* _DIRECTION_
Look through the data below and return each line where "rules" appears.
--- Begin ---
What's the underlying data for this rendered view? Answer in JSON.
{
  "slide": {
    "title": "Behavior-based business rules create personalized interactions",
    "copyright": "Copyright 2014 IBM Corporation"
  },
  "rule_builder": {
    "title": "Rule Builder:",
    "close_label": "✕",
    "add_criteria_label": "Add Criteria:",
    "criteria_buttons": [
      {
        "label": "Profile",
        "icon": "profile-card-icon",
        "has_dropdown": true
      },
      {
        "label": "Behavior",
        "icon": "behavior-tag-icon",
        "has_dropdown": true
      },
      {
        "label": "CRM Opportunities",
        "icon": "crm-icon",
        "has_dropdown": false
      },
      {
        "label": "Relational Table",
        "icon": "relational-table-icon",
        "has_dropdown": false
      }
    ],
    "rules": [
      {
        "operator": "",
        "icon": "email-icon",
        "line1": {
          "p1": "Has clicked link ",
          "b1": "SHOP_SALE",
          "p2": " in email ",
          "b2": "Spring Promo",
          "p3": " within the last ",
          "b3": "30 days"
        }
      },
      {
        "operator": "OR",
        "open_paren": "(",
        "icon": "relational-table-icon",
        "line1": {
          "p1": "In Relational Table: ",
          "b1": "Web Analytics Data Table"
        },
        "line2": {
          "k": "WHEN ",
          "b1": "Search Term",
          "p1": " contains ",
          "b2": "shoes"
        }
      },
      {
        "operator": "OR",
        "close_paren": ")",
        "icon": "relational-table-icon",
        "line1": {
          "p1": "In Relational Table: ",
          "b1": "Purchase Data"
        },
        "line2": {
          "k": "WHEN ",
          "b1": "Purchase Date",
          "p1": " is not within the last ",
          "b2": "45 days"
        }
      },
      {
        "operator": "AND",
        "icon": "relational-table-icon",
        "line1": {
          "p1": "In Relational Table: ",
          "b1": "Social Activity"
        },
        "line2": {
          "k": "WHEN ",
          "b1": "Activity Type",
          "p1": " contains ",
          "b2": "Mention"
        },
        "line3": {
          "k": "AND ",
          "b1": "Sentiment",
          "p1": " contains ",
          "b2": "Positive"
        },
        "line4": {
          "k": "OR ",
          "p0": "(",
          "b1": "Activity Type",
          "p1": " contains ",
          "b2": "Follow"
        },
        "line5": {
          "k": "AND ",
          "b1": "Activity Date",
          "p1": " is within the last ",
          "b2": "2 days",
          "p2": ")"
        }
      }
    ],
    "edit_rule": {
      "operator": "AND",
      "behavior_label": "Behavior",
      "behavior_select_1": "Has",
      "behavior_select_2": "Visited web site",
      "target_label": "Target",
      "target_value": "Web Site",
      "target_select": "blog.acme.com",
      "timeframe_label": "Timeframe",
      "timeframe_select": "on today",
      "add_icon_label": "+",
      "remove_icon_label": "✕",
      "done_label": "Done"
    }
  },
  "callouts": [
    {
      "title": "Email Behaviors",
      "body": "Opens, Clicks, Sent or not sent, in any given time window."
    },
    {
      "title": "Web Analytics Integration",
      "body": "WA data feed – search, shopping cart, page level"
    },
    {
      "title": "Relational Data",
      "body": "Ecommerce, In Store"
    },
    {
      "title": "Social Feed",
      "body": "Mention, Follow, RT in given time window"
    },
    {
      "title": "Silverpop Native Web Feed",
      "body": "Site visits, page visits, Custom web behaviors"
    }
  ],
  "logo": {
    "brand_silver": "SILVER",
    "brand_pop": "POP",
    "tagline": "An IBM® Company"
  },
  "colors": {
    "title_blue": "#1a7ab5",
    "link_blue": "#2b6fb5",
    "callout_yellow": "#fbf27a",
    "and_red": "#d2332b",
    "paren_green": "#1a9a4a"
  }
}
--- End ---
* _RESPONSE TO THIS EXERCISE_
    "title": "Behavior-based business rules create personalized interactions",
    "rules": [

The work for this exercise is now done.